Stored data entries

☆ ☆ ☆ ☆

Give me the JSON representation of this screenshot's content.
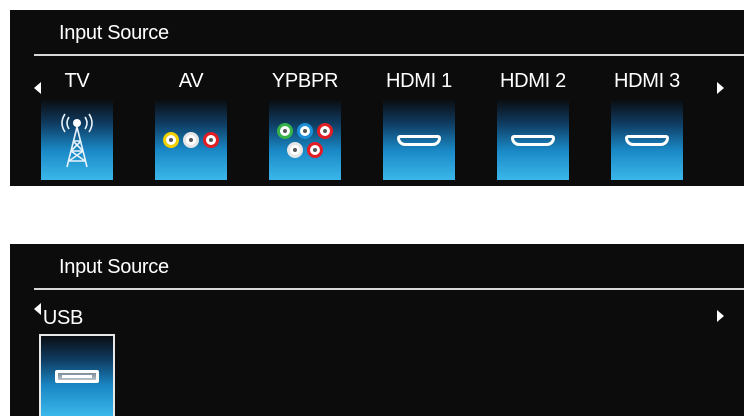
{
  "menu1": {
    "title": "Input Source",
    "items": [
      {
        "label": "TV",
        "icon": "antenna-tower-icon"
      },
      {
        "label": "AV",
        "icon": "composite-av-jacks-icon"
      },
      {
        "label": "YPBPR",
        "icon": "component-ypbpr-jacks-icon"
      },
      {
        "label": "HDMI 1",
        "icon": "hdmi-port-icon"
      },
      {
        "label": "HDMI 2",
        "icon": "hdmi-port-icon"
      },
      {
        "label": "HDMI 3",
        "icon": "hdmi-port-icon"
      }
    ]
  },
  "menu2": {
    "title": "Input Source",
    "items": [
      {
        "label": "USB",
        "icon": "usb-port-icon",
        "selected": true
      }
    ]
  },
  "colors": {
    "background": "#0c0c0c",
    "tile_gradient_bottom": "#3ab7ea",
    "jack_yellow": "#f3d000",
    "jack_red": "#e21d24",
    "jack_green": "#37b34a",
    "jack_blue": "#1d8fd8"
  }
}
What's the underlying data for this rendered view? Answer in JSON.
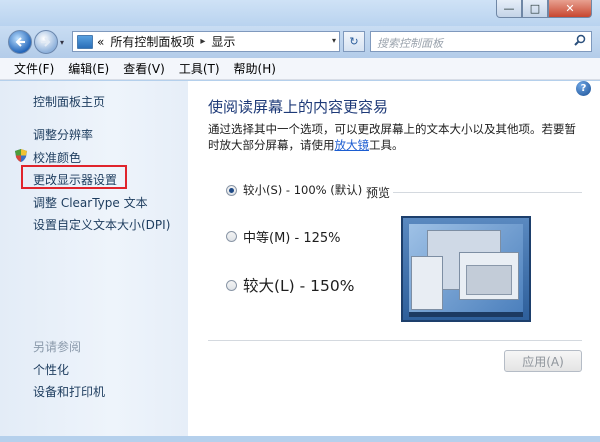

☆ ☆ ☆ ☆

REQUIREMENT:
Copy out every line of the material above exactly, skipping the pictures.

REPLY:
Give me the JSON representation of this screenshot's content.
{
  "menu1": {
    "title": "Input Source",
    "items": [
      {
        "label": "TV",
        "icon": "antenna-tower-icon"
      },
      {
        "label": "AV",
        "icon": "composite-av-jacks-icon"
      },
      {
        "label": "YPBPR",
        "icon": "component-ypbpr-jacks-icon"
      },
      {
        "label": "HDMI 1",
        "icon": "hdmi-port-icon"
      },
      {
        "label": "HDMI 2",
        "icon": "hdmi-port-icon"
      },
      {
        "label": "HDMI 3",
        "icon": "hdmi-port-icon"
      }
    ]
  },
  "menu2": {
    "title": "Input Source",
    "items": [
      {
        "label": "USB",
        "icon": "usb-port-icon",
        "selected": true
      }
    ]
  },
  "colors": {
    "background": "#0c0c0c",
    "tile_gradient_bottom": "#3ab7ea",
    "jack_yellow": "#f3d000",
    "jack_red": "#e21d24",
    "jack_green": "#37b34a",
    "jack_blue": "#1d8fd8"
  }
}
What's the underlying data for this rendered view? Answer in JSON.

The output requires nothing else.